▶ What you need to do: Exact repetition of the data below is required.

——————

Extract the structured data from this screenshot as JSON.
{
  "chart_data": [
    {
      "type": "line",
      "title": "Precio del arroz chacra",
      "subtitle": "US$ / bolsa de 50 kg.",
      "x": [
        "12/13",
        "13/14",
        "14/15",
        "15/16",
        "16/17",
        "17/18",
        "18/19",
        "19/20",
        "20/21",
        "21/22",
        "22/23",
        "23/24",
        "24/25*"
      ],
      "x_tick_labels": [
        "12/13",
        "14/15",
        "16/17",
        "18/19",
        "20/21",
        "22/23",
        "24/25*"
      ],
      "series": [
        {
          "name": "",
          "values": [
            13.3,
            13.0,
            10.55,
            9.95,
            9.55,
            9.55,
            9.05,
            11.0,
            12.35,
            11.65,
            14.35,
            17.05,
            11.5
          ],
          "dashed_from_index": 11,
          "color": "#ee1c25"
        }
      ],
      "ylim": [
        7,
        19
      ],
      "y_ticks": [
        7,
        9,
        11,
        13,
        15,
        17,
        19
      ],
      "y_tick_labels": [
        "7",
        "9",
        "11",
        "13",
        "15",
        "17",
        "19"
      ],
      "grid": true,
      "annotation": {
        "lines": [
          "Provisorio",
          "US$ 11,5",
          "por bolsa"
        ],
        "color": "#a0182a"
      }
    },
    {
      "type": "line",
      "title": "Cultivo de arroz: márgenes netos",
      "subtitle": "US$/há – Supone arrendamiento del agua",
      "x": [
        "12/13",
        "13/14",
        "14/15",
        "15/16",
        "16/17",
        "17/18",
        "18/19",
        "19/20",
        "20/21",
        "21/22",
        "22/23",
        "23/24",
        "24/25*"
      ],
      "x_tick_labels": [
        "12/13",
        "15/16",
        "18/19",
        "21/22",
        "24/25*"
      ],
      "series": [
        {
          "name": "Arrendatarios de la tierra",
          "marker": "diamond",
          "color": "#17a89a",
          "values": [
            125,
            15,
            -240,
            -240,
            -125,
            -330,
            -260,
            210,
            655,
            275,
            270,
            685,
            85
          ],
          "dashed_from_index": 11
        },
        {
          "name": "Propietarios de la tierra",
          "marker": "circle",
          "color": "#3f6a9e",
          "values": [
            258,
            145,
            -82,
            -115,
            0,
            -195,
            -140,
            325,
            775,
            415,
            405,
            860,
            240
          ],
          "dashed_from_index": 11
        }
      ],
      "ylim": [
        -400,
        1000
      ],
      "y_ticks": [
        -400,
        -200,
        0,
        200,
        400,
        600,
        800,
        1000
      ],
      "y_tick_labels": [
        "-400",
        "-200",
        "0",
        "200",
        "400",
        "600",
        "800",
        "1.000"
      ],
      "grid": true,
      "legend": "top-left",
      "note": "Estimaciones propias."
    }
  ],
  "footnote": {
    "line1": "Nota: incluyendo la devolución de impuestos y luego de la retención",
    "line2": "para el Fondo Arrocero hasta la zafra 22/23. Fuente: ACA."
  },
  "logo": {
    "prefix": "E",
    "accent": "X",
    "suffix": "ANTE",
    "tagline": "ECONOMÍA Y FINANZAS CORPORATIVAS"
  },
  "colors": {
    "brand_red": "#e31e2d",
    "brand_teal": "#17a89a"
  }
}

——————

▶ Solved problem:
Extract the structured data from this screenshot as JSON.
{
  "chart_data": [
    {
      "type": "line",
      "title": "Precio del arroz chacra",
      "subtitle": "US$ / bolsa de 50 kg.",
      "x": [
        "12/13",
        "13/14",
        "14/15",
        "15/16",
        "16/17",
        "17/18",
        "18/19",
        "19/20",
        "20/21",
        "21/22",
        "22/23",
        "23/24",
        "24/25*"
      ],
      "x_tick_labels": [
        "12/13",
        "14/15",
        "16/17",
        "18/19",
        "20/21",
        "22/23",
        "24/25*"
      ],
      "series": [
        {
          "name": "",
          "values": [
            13.3,
            13.0,
            10.55,
            9.95,
            9.55,
            9.55,
            9.05,
            11.0,
            12.35,
            11.65,
            14.35,
            17.05,
            11.5
          ],
          "dashed_from_index": 11,
          "color": "#ee1c25"
        }
      ],
      "ylim": [
        7,
        19
      ],
      "y_ticks": [
        7,
        9,
        11,
        13,
        15,
        17,
        19
      ],
      "y_tick_labels": [
        "7",
        "9",
        "11",
        "13",
        "15",
        "17",
        "19"
      ],
      "grid": true,
      "annotation": {
        "lines": [
          "Provisorio",
          "US$ 11,5",
          "por bolsa"
        ],
        "color": "#a0182a"
      }
    },
    {
      "type": "line",
      "title": "Cultivo de arroz: márgenes netos",
      "subtitle": "US$/há – Supone arrendamiento del agua",
      "x": [
        "12/13",
        "13/14",
        "14/15",
        "15/16",
        "16/17",
        "17/18",
        "18/19",
        "19/20",
        "20/21",
        "21/22",
        "22/23",
        "23/24",
        "24/25*"
      ],
      "x_tick_labels": [
        "12/13",
        "15/16",
        "18/19",
        "21/22",
        "24/25*"
      ],
      "series": [
        {
          "name": "Arrendatarios de la tierra",
          "marker": "diamond",
          "color": "#17a89a",
          "values": [
            125,
            15,
            -240,
            -240,
            -125,
            -330,
            -260,
            210,
            655,
            275,
            270,
            685,
            85
          ],
          "dashed_from_index": 11
        },
        {
          "name": "Propietarios de la tierra",
          "marker": "circle",
          "color": "#3f6a9e",
          "values": [
            258,
            145,
            -82,
            -115,
            0,
            -195,
            -140,
            325,
            775,
            415,
            405,
            860,
            240
          ],
          "dashed_from_index": 11
        }
      ],
      "ylim": [
        -400,
        1000
      ],
      "y_ticks": [
        -400,
        -200,
        0,
        200,
        400,
        600,
        800,
        1000
      ],
      "y_tick_labels": [
        "-400",
        "-200",
        "0",
        "200",
        "400",
        "600",
        "800",
        "1.000"
      ],
      "grid": true,
      "legend": "top-left",
      "note": "Estimaciones propias."
    }
  ],
  "footnote": {
    "line1": "Nota: incluyendo la devolución de impuestos y luego de la retención",
    "line2": "para el Fondo Arrocero hasta la zafra 22/23. Fuente: ACA."
  },
  "logo": {
    "prefix": "E",
    "accent": "X",
    "suffix": "ANTE",
    "tagline": "ECONOMÍA Y FINANZAS CORPORATIVAS"
  },
  "colors": {
    "brand_red": "#e31e2d",
    "brand_teal": "#17a89a"
  }
}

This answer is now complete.